- Problem to solve -
Records follow. Select each line holding "Enerji".

- Stored data -
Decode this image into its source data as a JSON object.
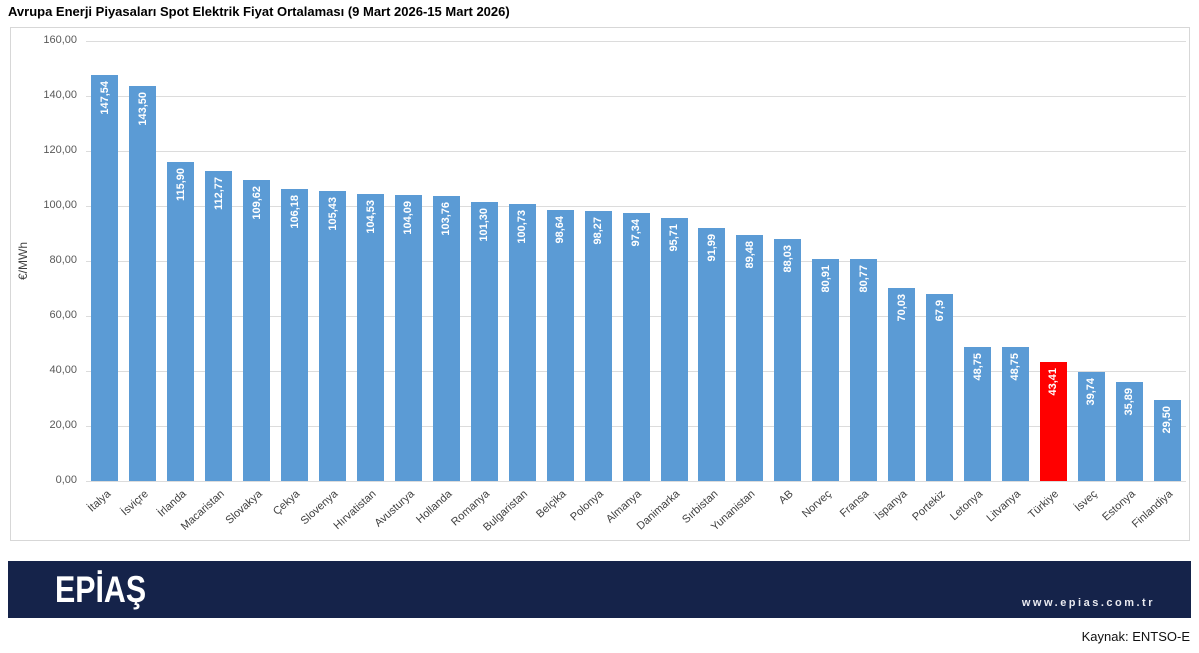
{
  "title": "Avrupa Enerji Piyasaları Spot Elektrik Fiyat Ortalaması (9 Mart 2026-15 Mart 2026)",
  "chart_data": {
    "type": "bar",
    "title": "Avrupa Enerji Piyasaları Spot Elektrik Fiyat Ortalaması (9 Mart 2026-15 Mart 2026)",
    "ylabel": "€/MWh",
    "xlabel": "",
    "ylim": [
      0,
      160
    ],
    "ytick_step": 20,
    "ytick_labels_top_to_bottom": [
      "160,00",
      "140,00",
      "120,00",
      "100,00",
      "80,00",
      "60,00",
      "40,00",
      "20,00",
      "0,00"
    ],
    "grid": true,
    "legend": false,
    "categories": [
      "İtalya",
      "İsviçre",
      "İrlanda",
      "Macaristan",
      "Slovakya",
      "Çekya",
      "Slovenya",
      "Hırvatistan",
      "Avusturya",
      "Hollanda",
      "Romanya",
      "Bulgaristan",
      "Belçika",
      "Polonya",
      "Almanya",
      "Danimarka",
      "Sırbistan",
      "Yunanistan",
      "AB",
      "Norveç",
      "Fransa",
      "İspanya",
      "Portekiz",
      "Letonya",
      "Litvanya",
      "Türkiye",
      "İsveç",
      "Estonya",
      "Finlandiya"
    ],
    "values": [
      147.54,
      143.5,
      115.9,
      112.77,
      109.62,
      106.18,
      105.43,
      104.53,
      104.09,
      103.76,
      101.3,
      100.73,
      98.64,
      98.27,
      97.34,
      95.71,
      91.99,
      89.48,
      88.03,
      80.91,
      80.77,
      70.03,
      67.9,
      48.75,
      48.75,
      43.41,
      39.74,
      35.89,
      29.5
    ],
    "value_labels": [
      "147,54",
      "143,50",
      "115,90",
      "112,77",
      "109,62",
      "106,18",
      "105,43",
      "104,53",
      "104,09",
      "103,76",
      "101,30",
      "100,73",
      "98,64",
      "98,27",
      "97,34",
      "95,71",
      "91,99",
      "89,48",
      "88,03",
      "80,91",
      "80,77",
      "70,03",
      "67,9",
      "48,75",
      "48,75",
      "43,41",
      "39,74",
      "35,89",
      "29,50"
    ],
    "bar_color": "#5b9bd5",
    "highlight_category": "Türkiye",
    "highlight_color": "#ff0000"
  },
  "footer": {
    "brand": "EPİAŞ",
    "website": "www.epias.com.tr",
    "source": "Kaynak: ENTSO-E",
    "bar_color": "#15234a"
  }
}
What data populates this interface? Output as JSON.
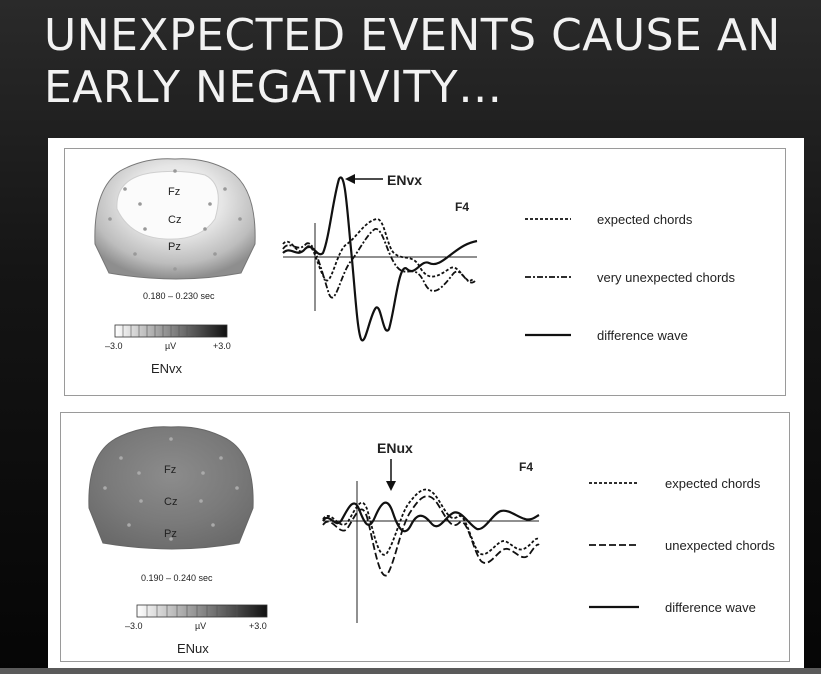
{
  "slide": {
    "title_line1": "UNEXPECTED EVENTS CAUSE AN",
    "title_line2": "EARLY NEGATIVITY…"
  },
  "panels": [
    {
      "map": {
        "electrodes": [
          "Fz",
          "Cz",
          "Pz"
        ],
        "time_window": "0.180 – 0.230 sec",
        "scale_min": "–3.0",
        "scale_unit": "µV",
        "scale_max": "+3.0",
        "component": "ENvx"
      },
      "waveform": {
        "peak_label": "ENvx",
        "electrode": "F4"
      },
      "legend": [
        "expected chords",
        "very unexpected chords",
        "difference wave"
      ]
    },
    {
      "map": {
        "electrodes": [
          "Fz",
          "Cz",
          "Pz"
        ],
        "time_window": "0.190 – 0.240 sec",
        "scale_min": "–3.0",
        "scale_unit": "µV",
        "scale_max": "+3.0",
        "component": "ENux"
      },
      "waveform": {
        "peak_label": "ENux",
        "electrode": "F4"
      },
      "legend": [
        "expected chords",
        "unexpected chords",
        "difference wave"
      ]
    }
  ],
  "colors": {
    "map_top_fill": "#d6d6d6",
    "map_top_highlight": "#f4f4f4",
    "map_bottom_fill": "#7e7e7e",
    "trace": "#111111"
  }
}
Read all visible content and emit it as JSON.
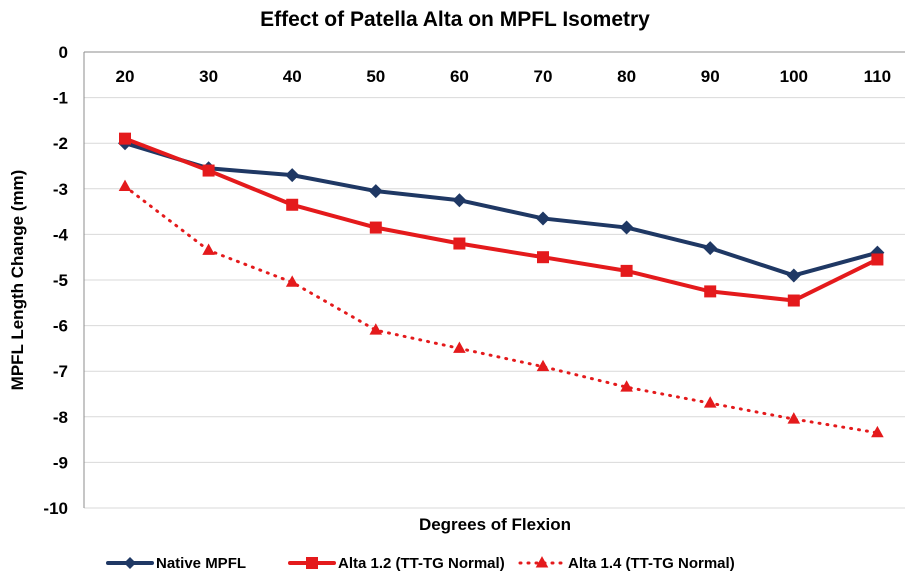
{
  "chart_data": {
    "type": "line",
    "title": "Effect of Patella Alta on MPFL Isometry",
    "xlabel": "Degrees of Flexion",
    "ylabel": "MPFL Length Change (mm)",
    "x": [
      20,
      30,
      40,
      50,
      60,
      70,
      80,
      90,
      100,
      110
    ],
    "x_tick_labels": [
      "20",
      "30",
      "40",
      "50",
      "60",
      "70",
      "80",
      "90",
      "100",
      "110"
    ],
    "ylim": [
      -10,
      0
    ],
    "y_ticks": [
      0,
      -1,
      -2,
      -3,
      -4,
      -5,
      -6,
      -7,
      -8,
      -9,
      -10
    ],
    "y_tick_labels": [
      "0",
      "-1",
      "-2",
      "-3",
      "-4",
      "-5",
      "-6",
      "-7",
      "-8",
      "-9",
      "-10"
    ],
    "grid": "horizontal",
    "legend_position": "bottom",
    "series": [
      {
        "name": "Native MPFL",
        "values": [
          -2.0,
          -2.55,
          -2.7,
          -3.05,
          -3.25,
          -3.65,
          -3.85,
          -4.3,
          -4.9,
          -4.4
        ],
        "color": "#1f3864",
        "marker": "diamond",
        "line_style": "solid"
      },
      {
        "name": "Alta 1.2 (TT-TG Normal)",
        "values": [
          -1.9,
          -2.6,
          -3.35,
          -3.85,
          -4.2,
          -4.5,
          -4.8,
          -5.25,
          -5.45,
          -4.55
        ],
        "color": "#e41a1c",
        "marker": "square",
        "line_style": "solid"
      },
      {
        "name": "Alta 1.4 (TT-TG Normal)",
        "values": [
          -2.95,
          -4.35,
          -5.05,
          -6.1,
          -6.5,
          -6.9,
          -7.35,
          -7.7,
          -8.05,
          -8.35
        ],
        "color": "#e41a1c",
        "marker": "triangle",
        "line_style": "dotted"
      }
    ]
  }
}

- Final result -
  "title": "Avrupa Enerji Piyasaları Spot Elektrik Fiyat Ortalaması (9 Mart 2026-15 Mart 2026)",
    "title": "Avrupa Enerji Piyasaları Spot Elektrik Fiyat Ortalaması (9 Mart 2026-15 Mart 2026)",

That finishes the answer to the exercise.